__What needs to be done__: Omit every picture and output the rest of the records exactly as they are.

___ Source material

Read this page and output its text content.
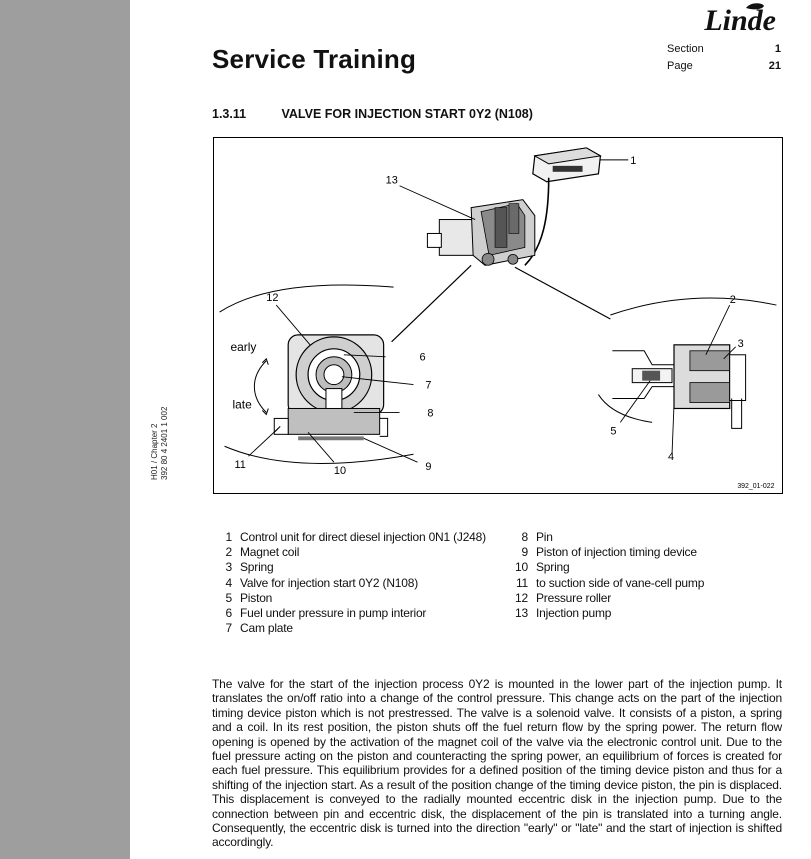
H01 / Chapter 2 392 80 4 2401 1 002
Linde
Service Training	Section	1
Page	21
1.3.11	VALVE FOR INJECTION START 0Y2 (N108)
1
2
3
4
5
6
7
8
9
10
11
12
13
early
late
392_01-022
1 Control unit for direct diesel injection 0N1 (J248)
2 Magnet coil
3 Spring
4 Valve for injection start 0Y2 (N108)
5 Piston
6 Fuel under pressure in pump interior
7 Cam plate
8 Pin
9 Piston of injection timing device
10 Spring
11 to suction side of vane-cell pump
12 Pressure roller
13 Injection pump

The valve for the start of the injection process 0Y2 is mounted in the lower part of the injection pump. It translates the on/off ratio into a change of the control pressure. This change acts on the part of the injection timing device piston which is not prestressed. The valve is a solenoid valve. It consists of a piston, a spring and a coil. In its rest position, the piston shuts off the fuel return flow by the spring power. The return flow opening is opened by the activation of the magnet coil of the valve via the electronic control unit. Due to the fuel pressure acting on the piston and counteracting the spring power, an equilibrium of forces is created for each fuel pressure. This equilibrium provides for a defined position of the timing device piston and thus for a shifting of the injection start. As a result of the position change of the timing device piston, the pin is displaced. This displacement is conveyed to the radially mounted eccentric disk in the injection pump. Due to the connection between pin and eccentric disk, the displacement of the pin is translated into a turning angle. Consequently, the eccentric disk is turned into the direction "early" or "late" and the start of injection is shifted accordingly.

______

__Final answer__:
Read this page and output its text content.
H01 / Chapter 2 392 80 4 2401 1 002
Linde
Service Training	Section	1
Page	21
1.3.11	VALVE FOR INJECTION START 0Y2 (N108)
1
2
3
4
5
6
7
8
9
10
11
12
13
early
late
392_01-022
1 Control unit for direct diesel injection 0N1 (J248)
2 Magnet coil
3 Spring
4 Valve for injection start 0Y2 (N108)
5 Piston
6 Fuel under pressure in pump interior
7 Cam plate
8 Pin
9 Piston of injection timing device
10 Spring
11 to suction side of vane-cell pump
12 Pressure roller
13 Injection pump

The valve for the start of the injection process 0Y2 is mounted in the lower part of the injection pump. It translates the on/off ratio into a change of the control pressure. This change acts on the part of the injection timing device piston which is not prestressed. The valve is a solenoid valve. It consists of a piston, a spring and a coil. In its rest position, the piston shuts off the fuel return flow by the spring power. The return flow opening is opened by the activation of the magnet coil of the valve via the electronic control unit. Due to the fuel pressure acting on the piston and counteracting the spring power, an equilibrium of forces is created for each fuel pressure. This equilibrium provides for a defined position of the timing device piston and thus for a shifting of the injection start. As a result of the position change of the timing device piston, the pin is displaced. This displacement is conveyed to the radially mounted eccentric disk in the injection pump. Due to the connection between pin and eccentric disk, the displacement of the pin is translated into a turning angle. Consequently, the eccentric disk is turned into the direction "early" or "late" and the start of injection is shifted accordingly.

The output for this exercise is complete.